[lug] Slow runnings on KRUD7 w/ 2.4.2 and KRUD7 router.

John Starkey jstarkey at advancecreations.com
Tue Mar 13 15:54:17 MST 2001


Thanks Dan.

Like a moron I was trying to get away with aliasing the eth0 card until I
could get an ISA NIC for my cheap 100 MHz machine with one PCI slot (the
router). The iMac was running fine so I didn't think it was the cause. I did
a traceroute and found that the packets would be ok 50% of the time and the
other tries would make it to the first remote router and come right back. The
third entry was my router in those traces. So I switched them and everything
is fine.

I guess the headers were getting crammed because of the same MAC address for
the two addies ( eth0 and eth0:1 ) one being a reserved IP. Cheapskate 101:
The Essentials: getting what you pay for.???

John

"D. Stimits" wrote:

> John Starkey wrote:
> >
> > I'm running two KRUD7 boxes. 1 is just routing and filtering and is a
> > stock kernel and the second is a gnome desktop running 2.4. I am also
> > viewing my work on an iMac which is routed by the first box. The iMac is
> > running usual speed consistently using all the normal net protocols.
> > But the gnome box has some very serious lag at times with all the
> > protocols. I'm in vi on a remote server and it's getting really
> > annoying. Like taking up to a minute per space when it moves, at times,
> > then 20 minutes later it will fly. The only thing I can reproduce so far
> > is when I restart it will come up fine.... then ten minutes later I'm
> > dead in the water again.
> >
> > Memory is at approx 40 percent and CPU is fine. I guess the router isn't
> > to blame since the iMac is fine. Windoze on this dual boot was fine last
> > night, while the gnome boot was lagging just before. This has been going
> > on for two days and i don't think I made any major changes, in fact i'm
> > pretty sure, same kernel, NIC (via-rhine), everything.
-=-=-
STATED EXERCISE 1: Please format the records as a numbered list, running from the start of the records through the line that contains "switch P1 series rail A x=165.5", both ends included, with blank lines left out.
The message above has no connection to the records that follow.

INPUT:
-=-=-
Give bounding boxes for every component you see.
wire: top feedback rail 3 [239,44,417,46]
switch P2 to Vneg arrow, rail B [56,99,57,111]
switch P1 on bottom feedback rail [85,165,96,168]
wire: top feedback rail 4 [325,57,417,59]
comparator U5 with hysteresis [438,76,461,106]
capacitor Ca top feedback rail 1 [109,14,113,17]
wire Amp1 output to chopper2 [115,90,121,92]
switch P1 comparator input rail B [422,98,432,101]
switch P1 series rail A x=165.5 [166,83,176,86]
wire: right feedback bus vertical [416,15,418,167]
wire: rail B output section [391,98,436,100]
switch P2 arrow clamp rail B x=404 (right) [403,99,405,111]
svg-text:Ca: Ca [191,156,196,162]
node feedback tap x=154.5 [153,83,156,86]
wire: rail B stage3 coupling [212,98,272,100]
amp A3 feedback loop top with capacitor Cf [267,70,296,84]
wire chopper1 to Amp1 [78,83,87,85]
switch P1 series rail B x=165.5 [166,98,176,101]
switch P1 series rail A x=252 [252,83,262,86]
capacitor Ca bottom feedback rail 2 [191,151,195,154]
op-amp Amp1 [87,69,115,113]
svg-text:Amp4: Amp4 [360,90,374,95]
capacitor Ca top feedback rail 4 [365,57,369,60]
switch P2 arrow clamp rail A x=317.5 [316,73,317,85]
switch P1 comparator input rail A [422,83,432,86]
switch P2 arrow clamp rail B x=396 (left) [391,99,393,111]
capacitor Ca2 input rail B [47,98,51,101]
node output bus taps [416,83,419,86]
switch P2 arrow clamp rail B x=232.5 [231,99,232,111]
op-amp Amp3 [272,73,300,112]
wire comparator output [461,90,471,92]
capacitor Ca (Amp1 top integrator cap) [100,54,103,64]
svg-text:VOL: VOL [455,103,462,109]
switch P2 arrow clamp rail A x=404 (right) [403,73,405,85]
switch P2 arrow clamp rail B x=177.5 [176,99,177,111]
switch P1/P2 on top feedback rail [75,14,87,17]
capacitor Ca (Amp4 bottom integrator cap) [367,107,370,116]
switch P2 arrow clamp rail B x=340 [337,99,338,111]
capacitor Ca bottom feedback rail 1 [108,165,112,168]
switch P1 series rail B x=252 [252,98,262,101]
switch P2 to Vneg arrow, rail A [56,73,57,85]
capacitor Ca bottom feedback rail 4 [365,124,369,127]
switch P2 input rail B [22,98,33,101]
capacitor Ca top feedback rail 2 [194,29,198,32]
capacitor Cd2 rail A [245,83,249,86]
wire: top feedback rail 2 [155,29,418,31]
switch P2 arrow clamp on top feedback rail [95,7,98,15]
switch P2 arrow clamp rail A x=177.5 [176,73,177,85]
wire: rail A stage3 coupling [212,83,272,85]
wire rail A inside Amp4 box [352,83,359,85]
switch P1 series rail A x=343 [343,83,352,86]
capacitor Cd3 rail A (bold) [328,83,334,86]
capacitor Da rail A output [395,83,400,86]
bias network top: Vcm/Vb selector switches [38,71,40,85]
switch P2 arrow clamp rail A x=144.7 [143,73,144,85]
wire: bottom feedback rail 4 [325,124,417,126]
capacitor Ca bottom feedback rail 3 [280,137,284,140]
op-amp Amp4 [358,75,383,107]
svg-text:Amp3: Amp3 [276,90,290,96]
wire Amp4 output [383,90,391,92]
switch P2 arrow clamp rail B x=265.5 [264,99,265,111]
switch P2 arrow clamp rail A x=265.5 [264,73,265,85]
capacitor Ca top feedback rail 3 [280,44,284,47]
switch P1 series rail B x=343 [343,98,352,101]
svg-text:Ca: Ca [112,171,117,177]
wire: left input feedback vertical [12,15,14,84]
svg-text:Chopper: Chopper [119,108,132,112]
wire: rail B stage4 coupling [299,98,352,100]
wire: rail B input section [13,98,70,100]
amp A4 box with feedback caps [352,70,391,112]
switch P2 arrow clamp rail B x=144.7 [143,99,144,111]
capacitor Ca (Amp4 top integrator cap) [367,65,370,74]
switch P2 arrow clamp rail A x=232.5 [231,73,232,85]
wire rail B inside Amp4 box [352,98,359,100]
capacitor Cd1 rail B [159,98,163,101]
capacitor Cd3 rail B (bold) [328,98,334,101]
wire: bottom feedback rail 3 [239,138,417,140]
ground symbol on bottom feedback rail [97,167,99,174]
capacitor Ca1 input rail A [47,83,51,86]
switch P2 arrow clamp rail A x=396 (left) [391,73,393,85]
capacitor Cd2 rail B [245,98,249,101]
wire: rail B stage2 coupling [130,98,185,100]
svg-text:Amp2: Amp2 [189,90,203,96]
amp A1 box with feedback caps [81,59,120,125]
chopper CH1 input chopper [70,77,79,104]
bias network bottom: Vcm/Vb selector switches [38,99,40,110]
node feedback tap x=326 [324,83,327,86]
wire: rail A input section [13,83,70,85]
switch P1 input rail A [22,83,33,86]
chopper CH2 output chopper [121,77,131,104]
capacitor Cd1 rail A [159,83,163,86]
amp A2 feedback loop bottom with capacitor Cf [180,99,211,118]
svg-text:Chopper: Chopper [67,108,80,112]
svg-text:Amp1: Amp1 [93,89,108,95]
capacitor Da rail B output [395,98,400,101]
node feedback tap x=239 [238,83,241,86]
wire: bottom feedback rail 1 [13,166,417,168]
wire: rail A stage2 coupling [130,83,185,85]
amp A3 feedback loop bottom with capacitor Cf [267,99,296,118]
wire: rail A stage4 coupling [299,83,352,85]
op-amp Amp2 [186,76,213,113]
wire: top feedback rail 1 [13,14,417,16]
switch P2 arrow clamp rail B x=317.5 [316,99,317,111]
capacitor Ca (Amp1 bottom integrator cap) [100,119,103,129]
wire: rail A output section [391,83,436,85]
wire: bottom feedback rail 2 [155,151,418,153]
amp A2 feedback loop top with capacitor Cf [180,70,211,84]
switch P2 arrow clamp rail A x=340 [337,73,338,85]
-=-=-
STATED EXERCISE 2:
Answer these questions about the message:
(a) What speed is the cheap machine that serves as the router?
(b) Roughly what percentage was memory usage at?
(c) Which NIC is named as unchanged?

PROBLEM SOLUTION 1:
1. Give bounding boxes for every component you see.
2. wire: top feedback rail 3 [239,44,417,46]
3. switch P2 to Vneg arrow, rail B [56,99,57,111]
4. switch P1 on bottom feedback rail [85,165,96,168]
5. wire: top feedback rail 4 [325,57,417,59]
6. comparator U5 with hysteresis [438,76,461,106]
7. capacitor Ca top feedback rail 1 [109,14,113,17]
8. wire Amp1 output to chopper2 [115,90,121,92]
9. switch P1 comparator input rail B [422,98,432,101]
10. switch P1 series rail A x=165.5 [166,83,176,86]

PROBLEM SOLUTION 2:
(a) 100 MHz
(b) Approximately 40 percent
(c) via-rhine